Labeled box records
☆ ☆ ☆ ☆ ☆ ☆ ☆

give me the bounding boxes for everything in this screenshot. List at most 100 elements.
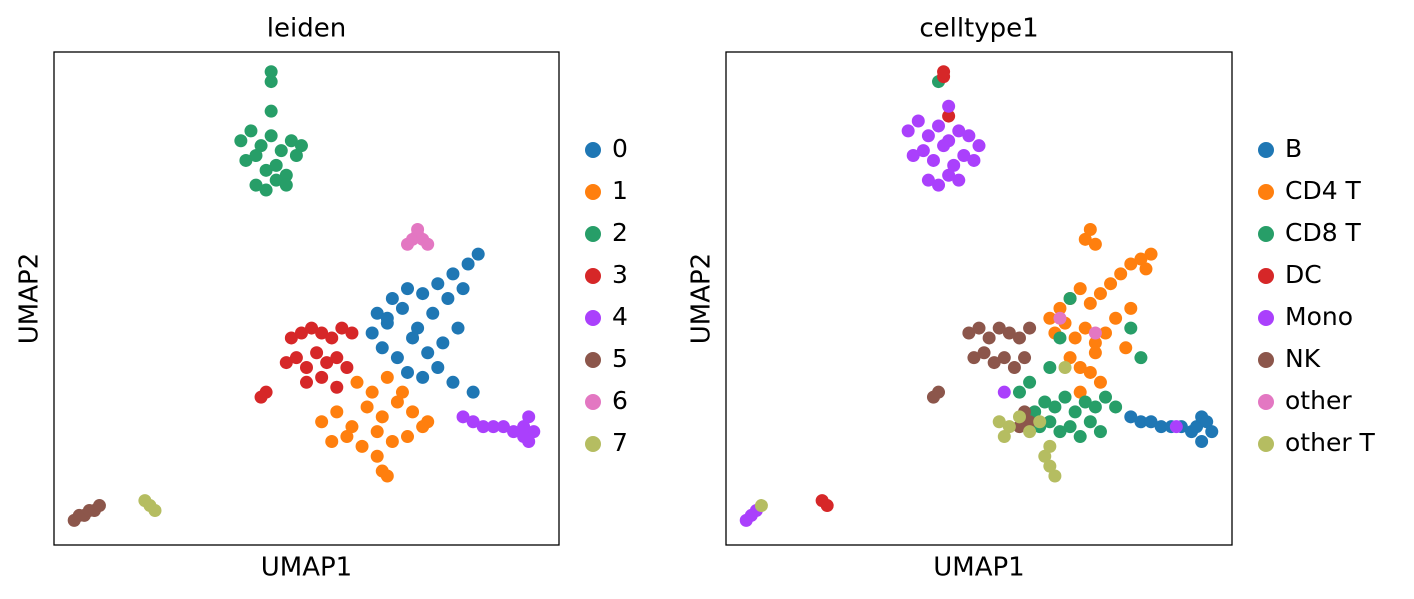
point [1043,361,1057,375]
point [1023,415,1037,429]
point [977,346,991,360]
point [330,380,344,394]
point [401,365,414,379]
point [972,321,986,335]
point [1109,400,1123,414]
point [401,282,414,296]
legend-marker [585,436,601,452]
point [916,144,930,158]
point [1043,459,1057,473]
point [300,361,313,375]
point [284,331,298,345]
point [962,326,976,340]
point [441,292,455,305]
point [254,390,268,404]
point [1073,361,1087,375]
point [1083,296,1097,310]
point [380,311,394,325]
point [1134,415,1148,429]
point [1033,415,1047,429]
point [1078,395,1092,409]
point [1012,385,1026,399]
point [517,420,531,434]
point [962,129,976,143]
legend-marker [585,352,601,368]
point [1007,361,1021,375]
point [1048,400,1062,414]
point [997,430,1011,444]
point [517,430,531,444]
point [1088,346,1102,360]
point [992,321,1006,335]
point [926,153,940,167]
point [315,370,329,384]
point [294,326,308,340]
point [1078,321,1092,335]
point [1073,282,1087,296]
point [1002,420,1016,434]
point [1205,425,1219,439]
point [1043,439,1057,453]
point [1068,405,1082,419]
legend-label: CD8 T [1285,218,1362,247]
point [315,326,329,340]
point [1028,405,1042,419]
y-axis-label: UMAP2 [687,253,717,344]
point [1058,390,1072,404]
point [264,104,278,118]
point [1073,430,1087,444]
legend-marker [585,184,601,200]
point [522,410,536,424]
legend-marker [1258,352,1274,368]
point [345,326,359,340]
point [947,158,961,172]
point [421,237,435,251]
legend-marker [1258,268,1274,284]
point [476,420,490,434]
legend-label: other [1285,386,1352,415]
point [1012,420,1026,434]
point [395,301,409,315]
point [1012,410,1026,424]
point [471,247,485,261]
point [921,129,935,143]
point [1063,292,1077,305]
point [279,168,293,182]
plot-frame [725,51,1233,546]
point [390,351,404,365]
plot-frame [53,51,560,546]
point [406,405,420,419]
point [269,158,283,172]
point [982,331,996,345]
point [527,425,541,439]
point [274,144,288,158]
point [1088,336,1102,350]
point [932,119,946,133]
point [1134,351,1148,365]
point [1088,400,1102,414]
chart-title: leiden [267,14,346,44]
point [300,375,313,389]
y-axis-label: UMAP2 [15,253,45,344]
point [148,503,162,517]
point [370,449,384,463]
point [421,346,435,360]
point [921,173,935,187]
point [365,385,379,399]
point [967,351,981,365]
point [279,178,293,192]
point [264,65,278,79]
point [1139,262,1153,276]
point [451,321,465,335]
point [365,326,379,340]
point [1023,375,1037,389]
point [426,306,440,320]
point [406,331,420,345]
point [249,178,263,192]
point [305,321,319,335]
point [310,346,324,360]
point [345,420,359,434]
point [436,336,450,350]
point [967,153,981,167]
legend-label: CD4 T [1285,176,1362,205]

☆ ☆ ☆ ☆ ☆ ☆ ☆

▶ **Exercise directions**:
Duplicate the lines of the entries above, starting at the line containing "point [1043,361,1057,375]" and ending at the line containing "legend-marker [585,352,601,368]", with both of those lines included.

▶ **Full answer**:
point [1043,361,1057,375]
point [1023,415,1037,429]
point [977,346,991,360]
point [330,380,344,394]
point [401,365,414,379]
point [972,321,986,335]
point [1109,400,1123,414]
point [401,282,414,296]
legend-marker [585,436,601,452]
point [916,144,930,158]
point [1043,459,1057,473]
point [300,361,313,375]
point [284,331,298,345]
point [962,326,976,340]
point [441,292,455,305]
point [254,390,268,404]
point [1073,361,1087,375]
point [1083,296,1097,310]
point [380,311,394,325]
point [1134,415,1148,429]
point [1033,415,1047,429]
point [1078,395,1092,409]
point [1012,385,1026,399]
point [517,420,531,434]
point [962,129,976,143]
legend-marker [585,352,601,368]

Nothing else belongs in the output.